# Data to process:
+---+

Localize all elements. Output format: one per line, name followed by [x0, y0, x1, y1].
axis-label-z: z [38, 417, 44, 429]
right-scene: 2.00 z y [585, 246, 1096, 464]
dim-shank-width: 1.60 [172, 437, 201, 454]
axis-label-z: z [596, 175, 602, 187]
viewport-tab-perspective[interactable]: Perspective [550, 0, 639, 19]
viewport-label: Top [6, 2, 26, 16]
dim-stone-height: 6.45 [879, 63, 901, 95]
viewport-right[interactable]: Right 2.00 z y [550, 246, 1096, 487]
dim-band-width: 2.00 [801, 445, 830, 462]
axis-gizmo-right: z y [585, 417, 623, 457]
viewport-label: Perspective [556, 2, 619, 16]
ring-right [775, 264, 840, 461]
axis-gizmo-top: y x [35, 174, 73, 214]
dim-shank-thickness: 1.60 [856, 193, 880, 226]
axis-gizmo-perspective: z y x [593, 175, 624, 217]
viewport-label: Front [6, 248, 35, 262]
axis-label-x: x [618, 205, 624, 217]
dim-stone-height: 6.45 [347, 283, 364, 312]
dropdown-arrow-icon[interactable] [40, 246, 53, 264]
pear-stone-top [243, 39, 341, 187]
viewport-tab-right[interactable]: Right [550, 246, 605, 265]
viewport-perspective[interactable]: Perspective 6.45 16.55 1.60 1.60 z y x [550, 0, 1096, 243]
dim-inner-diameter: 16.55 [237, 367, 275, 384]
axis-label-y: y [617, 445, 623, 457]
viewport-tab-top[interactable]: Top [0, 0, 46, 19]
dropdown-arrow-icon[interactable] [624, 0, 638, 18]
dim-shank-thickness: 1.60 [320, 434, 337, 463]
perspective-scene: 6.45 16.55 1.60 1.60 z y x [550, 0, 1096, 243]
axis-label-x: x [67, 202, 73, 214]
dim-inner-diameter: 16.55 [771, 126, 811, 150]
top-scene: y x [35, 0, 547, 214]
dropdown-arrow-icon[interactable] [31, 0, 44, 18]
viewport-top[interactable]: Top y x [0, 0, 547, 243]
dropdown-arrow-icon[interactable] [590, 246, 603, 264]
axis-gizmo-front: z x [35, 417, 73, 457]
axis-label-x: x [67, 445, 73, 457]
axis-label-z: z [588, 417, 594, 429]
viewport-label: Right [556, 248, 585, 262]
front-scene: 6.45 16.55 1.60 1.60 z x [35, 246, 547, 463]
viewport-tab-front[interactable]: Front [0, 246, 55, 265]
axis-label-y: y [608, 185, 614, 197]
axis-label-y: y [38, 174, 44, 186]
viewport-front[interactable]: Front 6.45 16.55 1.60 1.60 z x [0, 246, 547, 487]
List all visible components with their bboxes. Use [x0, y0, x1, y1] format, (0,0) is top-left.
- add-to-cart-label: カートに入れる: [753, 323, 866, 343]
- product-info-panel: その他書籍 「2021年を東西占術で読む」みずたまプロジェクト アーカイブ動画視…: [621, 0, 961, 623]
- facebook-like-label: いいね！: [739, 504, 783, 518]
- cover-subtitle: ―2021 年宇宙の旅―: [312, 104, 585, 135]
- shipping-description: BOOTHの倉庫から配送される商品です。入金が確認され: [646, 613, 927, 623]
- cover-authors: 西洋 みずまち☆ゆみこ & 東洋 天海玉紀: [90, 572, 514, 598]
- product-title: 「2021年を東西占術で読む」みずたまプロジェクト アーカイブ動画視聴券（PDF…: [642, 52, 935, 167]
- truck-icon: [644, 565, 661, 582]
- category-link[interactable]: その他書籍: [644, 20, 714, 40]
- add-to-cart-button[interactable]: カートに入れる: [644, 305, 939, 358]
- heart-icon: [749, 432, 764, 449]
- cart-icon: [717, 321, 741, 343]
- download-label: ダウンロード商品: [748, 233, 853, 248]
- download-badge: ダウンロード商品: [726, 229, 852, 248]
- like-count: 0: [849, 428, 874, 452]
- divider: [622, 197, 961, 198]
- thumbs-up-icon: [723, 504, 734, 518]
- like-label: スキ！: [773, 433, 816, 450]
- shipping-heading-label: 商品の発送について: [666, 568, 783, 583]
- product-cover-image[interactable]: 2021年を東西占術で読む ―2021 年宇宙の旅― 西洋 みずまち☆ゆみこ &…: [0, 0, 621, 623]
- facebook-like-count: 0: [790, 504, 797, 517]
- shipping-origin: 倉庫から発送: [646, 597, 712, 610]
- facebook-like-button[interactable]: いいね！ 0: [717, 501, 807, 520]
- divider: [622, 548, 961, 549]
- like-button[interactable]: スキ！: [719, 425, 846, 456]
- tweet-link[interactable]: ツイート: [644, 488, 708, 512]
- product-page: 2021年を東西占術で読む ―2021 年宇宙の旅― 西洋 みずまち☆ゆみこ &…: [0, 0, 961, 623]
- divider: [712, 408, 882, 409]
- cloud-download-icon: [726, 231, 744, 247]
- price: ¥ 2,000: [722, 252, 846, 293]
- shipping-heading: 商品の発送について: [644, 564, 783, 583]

+---+

# What the task requires:
Can you reproduce all of the data above with "dropdown-arrow-icon" swapped for "dropdown-caret-icon" everywhere it occurs and nothing else altered?

# Task output:
Localize all elements. Output format: one per line, name followed by [x0, y0, x1, y1].
axis-label-z: z [38, 417, 44, 429]
right-scene: 2.00 z y [585, 246, 1096, 464]
dim-shank-width: 1.60 [172, 437, 201, 454]
axis-label-z: z [596, 175, 602, 187]
viewport-tab-perspective[interactable]: Perspective [550, 0, 639, 19]
viewport-label: Top [6, 2, 26, 16]
dim-stone-height: 6.45 [879, 63, 901, 95]
viewport-right[interactable]: Right 2.00 z y [550, 246, 1096, 487]
dim-band-width: 2.00 [801, 445, 830, 462]
axis-gizmo-right: z y [585, 417, 623, 457]
viewport-label: Perspective [556, 2, 619, 16]
ring-right [775, 264, 840, 461]
axis-gizmo-top: y x [35, 174, 73, 214]
dim-shank-thickness: 1.60 [856, 193, 880, 226]
axis-gizmo-perspective: z y x [593, 175, 624, 217]
viewport-label: Front [6, 248, 35, 262]
axis-label-x: x [618, 205, 624, 217]
dim-stone-height: 6.45 [347, 283, 364, 312]
dropdown-caret-icon[interactable] [40, 246, 53, 264]
pear-stone-top [243, 39, 341, 187]
viewport-tab-right[interactable]: Right [550, 246, 605, 265]
viewport-perspective[interactable]: Perspective 6.45 16.55 1.60 1.60 z y x [550, 0, 1096, 243]
dim-inner-diameter: 16.55 [237, 367, 275, 384]
axis-label-y: y [617, 445, 623, 457]
viewport-tab-top[interactable]: Top [0, 0, 46, 19]
dropdown-caret-icon[interactable] [624, 0, 638, 18]
dim-shank-thickness: 1.60 [320, 434, 337, 463]
perspective-scene: 6.45 16.55 1.60 1.60 z y x [550, 0, 1096, 243]
axis-label-x: x [67, 202, 73, 214]
dim-inner-diameter: 16.55 [771, 126, 811, 150]
top-scene: y x [35, 0, 547, 214]
dropdown-caret-icon[interactable] [31, 0, 44, 18]
viewport-top[interactable]: Top y x [0, 0, 547, 243]
dropdown-caret-icon[interactable] [590, 246, 603, 264]
axis-gizmo-front: z x [35, 417, 73, 457]
axis-label-x: x [67, 445, 73, 457]
axis-label-z: z [588, 417, 594, 429]
viewport-label: Right [556, 248, 585, 262]
front-scene: 6.45 16.55 1.60 1.60 z x [35, 246, 547, 463]
viewport-tab-front[interactable]: Front [0, 246, 55, 265]
axis-label-y: y [608, 185, 614, 197]
axis-label-y: y [38, 174, 44, 186]
viewport-front[interactable]: Front 6.45 16.55 1.60 1.60 z x [0, 246, 547, 487]
List all visible components with their bboxes. Use [x0, y0, x1, y1] format, (0,0) is top-left.
- add-to-cart-label: カートに入れる: [753, 323, 866, 343]
- product-info-panel: その他書籍 「2021年を東西占術で読む」みずたまプロジェクト アーカイブ動画視…: [621, 0, 961, 623]
- facebook-like-label: いいね！: [739, 504, 783, 518]
- cover-subtitle: ―2021 年宇宙の旅―: [312, 104, 585, 135]
- shipping-description: BOOTHの倉庫から配送される商品です。入金が確認され: [646, 613, 927, 623]
- cover-authors: 西洋 みずまち☆ゆみこ & 東洋 天海玉紀: [90, 572, 514, 598]
- product-title: 「2021年を東西占術で読む」みずたまプロジェクト アーカイブ動画視聴券（PDF…: [642, 52, 935, 167]
- truck-icon: [644, 565, 661, 582]
- category-link[interactable]: その他書籍: [644, 20, 714, 40]
- add-to-cart-button[interactable]: カートに入れる: [644, 305, 939, 358]
- heart-icon: [749, 432, 764, 449]
- cart-icon: [717, 321, 741, 343]
- download-label: ダウンロード商品: [748, 233, 853, 248]
- download-badge: ダウンロード商品: [726, 229, 852, 248]
- like-count: 0: [849, 428, 874, 452]
- divider: [622, 197, 961, 198]
- thumbs-up-icon: [723, 504, 734, 518]
- like-label: スキ！: [773, 433, 816, 450]
- shipping-heading-label: 商品の発送について: [666, 568, 783, 583]
- product-cover-image[interactable]: 2021年を東西占術で読む ―2021 年宇宙の旅― 西洋 みずまち☆ゆみこ &…: [0, 0, 621, 623]
- facebook-like-count: 0: [790, 504, 797, 517]
- shipping-origin: 倉庫から発送: [646, 597, 712, 610]
- facebook-like-button[interactable]: いいね！ 0: [717, 501, 807, 520]
- divider: [622, 548, 961, 549]
- like-button[interactable]: スキ！: [719, 425, 846, 456]
- tweet-link[interactable]: ツイート: [644, 488, 708, 512]
- product-page: 2021年を東西占術で読む ―2021 年宇宙の旅― 西洋 みずまち☆ゆみこ &…: [0, 0, 961, 623]
- divider: [712, 408, 882, 409]
- cloud-download-icon: [726, 231, 744, 247]
- price: ¥ 2,000: [722, 252, 846, 293]
- shipping-heading: 商品の発送について: [644, 564, 783, 583]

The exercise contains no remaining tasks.